What is required:
Every record that follows should be printed verbatim.

Records contained in a dataset:
------------------------------------
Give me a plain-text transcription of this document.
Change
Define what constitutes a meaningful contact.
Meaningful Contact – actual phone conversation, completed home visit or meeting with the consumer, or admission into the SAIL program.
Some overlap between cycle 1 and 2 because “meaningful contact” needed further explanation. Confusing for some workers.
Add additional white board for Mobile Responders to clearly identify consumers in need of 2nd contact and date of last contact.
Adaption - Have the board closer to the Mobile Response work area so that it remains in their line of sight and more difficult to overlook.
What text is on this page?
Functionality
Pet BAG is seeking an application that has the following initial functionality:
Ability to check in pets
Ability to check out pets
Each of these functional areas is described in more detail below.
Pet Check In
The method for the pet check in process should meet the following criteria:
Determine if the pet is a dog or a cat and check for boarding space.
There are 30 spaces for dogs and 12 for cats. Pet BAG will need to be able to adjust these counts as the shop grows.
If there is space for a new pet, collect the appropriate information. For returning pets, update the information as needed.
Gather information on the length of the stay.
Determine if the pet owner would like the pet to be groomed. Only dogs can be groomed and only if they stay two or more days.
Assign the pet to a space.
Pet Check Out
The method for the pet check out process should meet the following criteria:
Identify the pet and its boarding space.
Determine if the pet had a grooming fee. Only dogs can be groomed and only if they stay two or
------------------------------------
Expected output:
Give me a plain-text transcription of this document.
Change
Define what constitutes a meaningful contact.
Meaningful Contact – actual phone conversation, completed home visit or meeting with the consumer, or admission into the SAIL program.
Some overlap between cycle 1 and 2 because “meaningful contact” needed further explanation. Confusing for some workers.
Add additional white board for Mobile Responders to clearly identify consumers in need of 2nd contact and date of last contact.
Adaption - Have the board closer to the Mobile Response work area so that it remains in their line of sight and more difficult to overlook.
What text is on this page?
Functionality
Pet BAG is seeking an application that has the following initial functionality:
Ability to check in pets
Ability to check out pets
Each of these functional areas is described in more detail below.
Pet Check In
The method for the pet check in process should meet the following criteria:
Determine if the pet is a dog or a cat and check for boarding space.
There are 30 spaces for dogs and 12 for cats. Pet BAG will need to be able to adjust these counts as the shop grows.
If there is space for a new pet, collect the appropriate information. For returning pets, update the information as needed.
Gather information on the length of the stay.
Determine if the pet owner would like the pet to be groomed. Only dogs can be groomed and only if they stay two or more days.
Assign the pet to a space.
Pet Check Out
The method for the pet check out process should meet the following criteria:
Identify the pet and its boarding space.
Determine if the pet had a grooming fee. Only dogs can be groomed and only if they stay two or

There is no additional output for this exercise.